§ TO DO
Send back the records in full, character for character.

§ Dataset entries
= = = = = = =

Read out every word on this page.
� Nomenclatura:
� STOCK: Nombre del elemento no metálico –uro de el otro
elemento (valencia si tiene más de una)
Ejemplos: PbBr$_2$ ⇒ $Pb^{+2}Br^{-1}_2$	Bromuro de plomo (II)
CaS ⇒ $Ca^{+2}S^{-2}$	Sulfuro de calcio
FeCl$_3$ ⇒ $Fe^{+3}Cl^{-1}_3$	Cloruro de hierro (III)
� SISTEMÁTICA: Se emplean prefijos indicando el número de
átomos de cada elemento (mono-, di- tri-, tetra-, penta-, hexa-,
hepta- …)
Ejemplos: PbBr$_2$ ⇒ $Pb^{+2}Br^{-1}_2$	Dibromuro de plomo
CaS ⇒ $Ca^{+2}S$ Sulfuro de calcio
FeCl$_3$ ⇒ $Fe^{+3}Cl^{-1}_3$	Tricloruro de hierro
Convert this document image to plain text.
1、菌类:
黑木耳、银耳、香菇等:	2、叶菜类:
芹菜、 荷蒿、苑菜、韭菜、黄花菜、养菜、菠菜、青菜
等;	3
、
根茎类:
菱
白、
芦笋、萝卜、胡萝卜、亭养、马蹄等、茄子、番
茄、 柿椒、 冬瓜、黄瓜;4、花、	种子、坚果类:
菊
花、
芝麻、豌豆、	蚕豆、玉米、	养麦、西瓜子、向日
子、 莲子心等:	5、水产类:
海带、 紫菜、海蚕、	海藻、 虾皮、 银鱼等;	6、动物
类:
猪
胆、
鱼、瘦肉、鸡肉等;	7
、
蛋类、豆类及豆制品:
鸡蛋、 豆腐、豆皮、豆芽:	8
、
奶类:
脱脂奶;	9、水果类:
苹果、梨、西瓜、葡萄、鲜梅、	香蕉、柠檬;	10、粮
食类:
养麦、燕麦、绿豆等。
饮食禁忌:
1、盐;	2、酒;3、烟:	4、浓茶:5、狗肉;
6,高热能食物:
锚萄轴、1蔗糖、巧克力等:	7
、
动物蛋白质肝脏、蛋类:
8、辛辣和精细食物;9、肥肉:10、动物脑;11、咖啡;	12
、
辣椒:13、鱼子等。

= = = = = = =

§ OUTPUT OF THE EXERCISE
Read out every word on this page.
� Nomenclatura:
� STOCK: Nombre del elemento no metálico –uro de el otro
elemento (valencia si tiene más de una)
Ejemplos: PbBr$_2$ ⇒ $Pb^{+2}Br^{-1}_2$	Bromuro de plomo (II)
CaS ⇒ $Ca^{+2}S^{-2}$	Sulfuro de calcio
FeCl$_3$ ⇒ $Fe^{+3}Cl^{-1}_3$	Cloruro de hierro (III)
� SISTEMÁTICA: Se emplean prefijos indicando el número de
átomos de cada elemento (mono-, di- tri-, tetra-, penta-, hexa-,
hepta- …)
Ejemplos: PbBr$_2$ ⇒ $Pb^{+2}Br^{-1}_2$	Dibromuro de plomo
CaS ⇒ $Ca^{+2}S$ Sulfuro de calcio
FeCl$_3$ ⇒ $Fe^{+3}Cl^{-1}_3$	Tricloruro de hierro
Convert this document image to plain text.
1、菌类:
黑木耳、银耳、香菇等:	2、叶菜类:
芹菜、 荷蒿、苑菜、韭菜、黄花菜、养菜、菠菜、青菜
等;	3
、
根茎类:
菱
白、
芦笋、萝卜、胡萝卜、亭养、马蹄等、茄子、番
茄、 柿椒、 冬瓜、黄瓜;4、花、	种子、坚果类:
菊
花、
芝麻、豌豆、	蚕豆、玉米、	养麦、西瓜子、向日
子、 莲子心等:	5、水产类:
海带、 紫菜、海蚕、	海藻、 虾皮、 银鱼等;	6、动物
类:
猪
胆、
鱼、瘦肉、鸡肉等;	7
、
蛋类、豆类及豆制品:
鸡蛋、 豆腐、豆皮、豆芽:	8
、
奶类:
脱脂奶;	9、水果类:
苹果、梨、西瓜、葡萄、鲜梅、	香蕉、柠檬;	10、粮
食类:
养麦、燕麦、绿豆等。
饮食禁忌:
1、盐;	2、酒;3、烟:	4、浓茶:5、狗肉;
6,高热能食物:
锚萄轴、1蔗糖、巧克力等:	7
、
动物蛋白质肝脏、蛋类:
8、辛辣和精细食物;9、肥肉:10、动物脑;11、咖啡;	12
、
辣椒:13、鱼子等。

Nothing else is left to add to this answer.